- GOAL OF THE EXERCISE -
Pull out every line from the listing that has the word "typescript".
****************************************
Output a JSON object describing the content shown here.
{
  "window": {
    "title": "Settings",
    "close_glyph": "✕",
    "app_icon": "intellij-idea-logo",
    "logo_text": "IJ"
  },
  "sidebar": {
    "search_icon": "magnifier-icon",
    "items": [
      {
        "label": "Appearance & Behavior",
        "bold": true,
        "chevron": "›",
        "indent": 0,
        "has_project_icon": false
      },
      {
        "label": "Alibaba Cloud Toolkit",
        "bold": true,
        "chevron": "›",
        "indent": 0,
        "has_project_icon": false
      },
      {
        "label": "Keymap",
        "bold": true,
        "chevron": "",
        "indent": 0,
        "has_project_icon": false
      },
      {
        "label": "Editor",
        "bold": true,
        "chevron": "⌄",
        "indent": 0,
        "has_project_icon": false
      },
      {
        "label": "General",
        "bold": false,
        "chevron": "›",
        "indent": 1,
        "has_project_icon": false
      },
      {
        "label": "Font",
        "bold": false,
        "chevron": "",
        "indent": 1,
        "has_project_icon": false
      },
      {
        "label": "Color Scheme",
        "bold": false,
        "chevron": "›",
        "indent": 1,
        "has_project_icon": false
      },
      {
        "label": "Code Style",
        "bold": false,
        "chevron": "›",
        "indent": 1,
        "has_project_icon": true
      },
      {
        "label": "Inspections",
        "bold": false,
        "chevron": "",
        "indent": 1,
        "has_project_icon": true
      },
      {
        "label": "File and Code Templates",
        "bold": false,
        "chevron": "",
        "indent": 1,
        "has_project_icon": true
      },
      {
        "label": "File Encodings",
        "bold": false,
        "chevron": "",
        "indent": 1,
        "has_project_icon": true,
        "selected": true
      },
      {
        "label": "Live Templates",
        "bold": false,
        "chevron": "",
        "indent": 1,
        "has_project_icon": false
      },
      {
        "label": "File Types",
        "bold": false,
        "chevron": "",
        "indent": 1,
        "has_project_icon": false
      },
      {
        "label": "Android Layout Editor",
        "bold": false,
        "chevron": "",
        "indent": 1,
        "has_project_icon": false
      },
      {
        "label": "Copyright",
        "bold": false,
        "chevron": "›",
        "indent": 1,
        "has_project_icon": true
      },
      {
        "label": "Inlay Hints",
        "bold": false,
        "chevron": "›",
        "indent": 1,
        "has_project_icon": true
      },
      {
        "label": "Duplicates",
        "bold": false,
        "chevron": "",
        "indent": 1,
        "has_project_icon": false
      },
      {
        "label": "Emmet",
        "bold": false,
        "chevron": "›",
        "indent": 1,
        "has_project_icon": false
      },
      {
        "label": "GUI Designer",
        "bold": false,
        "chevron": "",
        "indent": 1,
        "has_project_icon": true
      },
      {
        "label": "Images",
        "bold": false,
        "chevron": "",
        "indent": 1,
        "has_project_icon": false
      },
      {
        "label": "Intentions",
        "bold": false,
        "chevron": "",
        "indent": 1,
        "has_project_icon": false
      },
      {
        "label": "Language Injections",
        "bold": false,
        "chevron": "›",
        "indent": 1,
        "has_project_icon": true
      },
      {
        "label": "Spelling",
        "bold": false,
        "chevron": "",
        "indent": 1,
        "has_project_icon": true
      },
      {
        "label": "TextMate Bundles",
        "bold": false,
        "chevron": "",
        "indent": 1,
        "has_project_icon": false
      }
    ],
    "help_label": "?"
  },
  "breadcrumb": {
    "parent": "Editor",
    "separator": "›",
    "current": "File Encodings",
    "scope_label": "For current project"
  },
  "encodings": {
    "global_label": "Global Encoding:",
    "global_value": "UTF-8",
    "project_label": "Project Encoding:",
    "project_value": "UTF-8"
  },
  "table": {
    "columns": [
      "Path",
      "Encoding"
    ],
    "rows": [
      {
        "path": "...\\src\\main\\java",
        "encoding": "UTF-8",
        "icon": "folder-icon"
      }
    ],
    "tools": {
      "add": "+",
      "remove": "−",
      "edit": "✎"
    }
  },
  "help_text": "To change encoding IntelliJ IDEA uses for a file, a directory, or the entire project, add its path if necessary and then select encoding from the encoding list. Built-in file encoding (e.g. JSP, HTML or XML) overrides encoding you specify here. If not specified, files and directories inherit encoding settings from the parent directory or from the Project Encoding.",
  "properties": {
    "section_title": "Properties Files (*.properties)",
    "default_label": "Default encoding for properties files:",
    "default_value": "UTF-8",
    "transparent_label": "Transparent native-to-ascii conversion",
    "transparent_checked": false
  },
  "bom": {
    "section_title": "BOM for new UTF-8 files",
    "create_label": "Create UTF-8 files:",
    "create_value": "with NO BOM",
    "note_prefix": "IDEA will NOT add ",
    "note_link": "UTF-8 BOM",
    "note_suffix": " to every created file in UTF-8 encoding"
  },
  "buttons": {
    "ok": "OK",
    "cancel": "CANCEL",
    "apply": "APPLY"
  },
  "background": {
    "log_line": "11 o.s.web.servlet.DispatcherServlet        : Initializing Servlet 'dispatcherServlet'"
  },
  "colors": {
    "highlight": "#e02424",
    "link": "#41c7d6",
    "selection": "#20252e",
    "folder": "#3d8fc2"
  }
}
****************************************
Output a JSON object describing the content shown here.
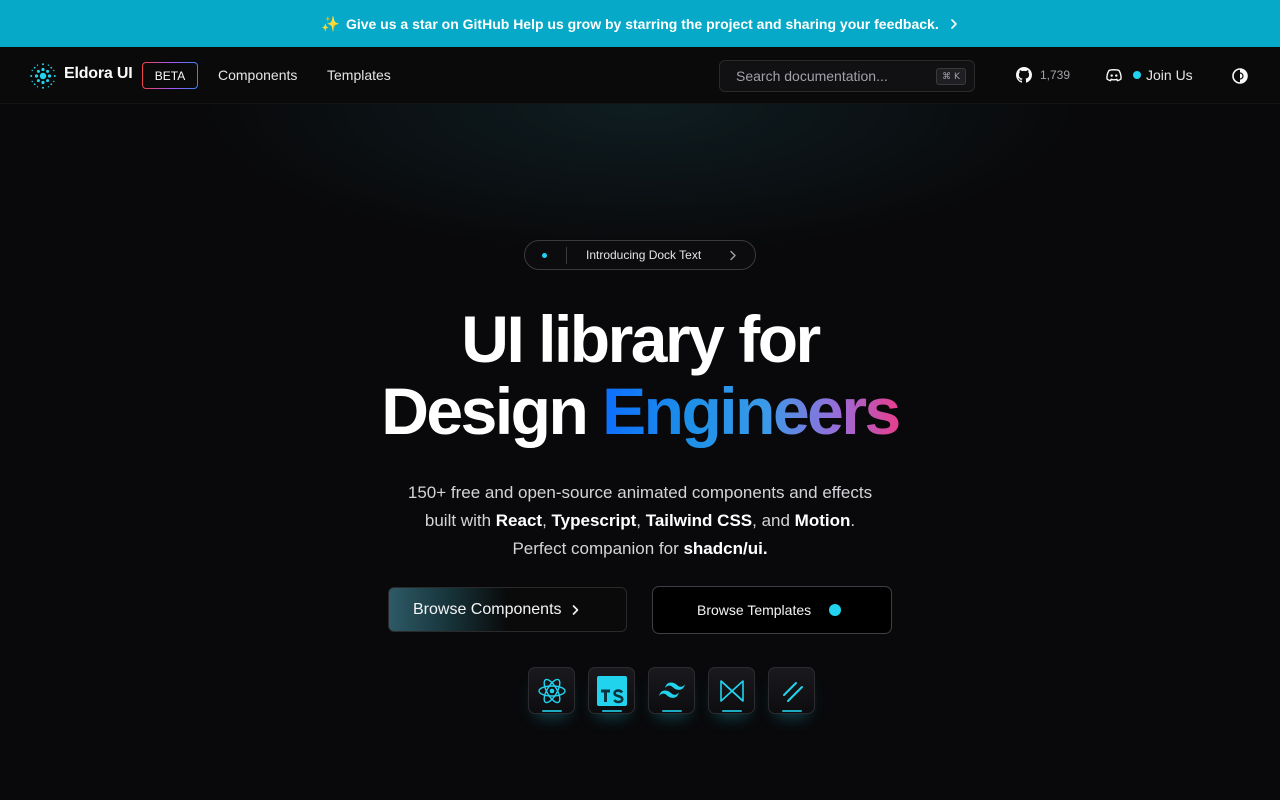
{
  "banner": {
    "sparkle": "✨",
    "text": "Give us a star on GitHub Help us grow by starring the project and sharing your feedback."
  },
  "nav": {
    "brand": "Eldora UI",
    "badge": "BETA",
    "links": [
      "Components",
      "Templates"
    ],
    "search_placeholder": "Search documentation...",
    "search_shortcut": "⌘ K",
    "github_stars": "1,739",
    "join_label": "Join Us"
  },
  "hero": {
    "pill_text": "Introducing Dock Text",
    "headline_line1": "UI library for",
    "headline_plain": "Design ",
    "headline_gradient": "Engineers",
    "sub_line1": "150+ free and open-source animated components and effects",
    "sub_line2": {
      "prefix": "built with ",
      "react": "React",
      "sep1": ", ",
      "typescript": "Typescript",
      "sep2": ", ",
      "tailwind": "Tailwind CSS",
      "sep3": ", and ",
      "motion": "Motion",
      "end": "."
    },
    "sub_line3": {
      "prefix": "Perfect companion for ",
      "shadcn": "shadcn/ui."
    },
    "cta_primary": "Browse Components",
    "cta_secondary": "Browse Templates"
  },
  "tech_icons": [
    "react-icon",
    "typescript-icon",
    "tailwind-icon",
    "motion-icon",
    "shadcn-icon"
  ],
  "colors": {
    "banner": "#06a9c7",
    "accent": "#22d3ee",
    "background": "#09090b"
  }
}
****************************************
- SOLUTION TO THIS PROBLEM -
      "typescript": "Typescript",
    "typescript-icon",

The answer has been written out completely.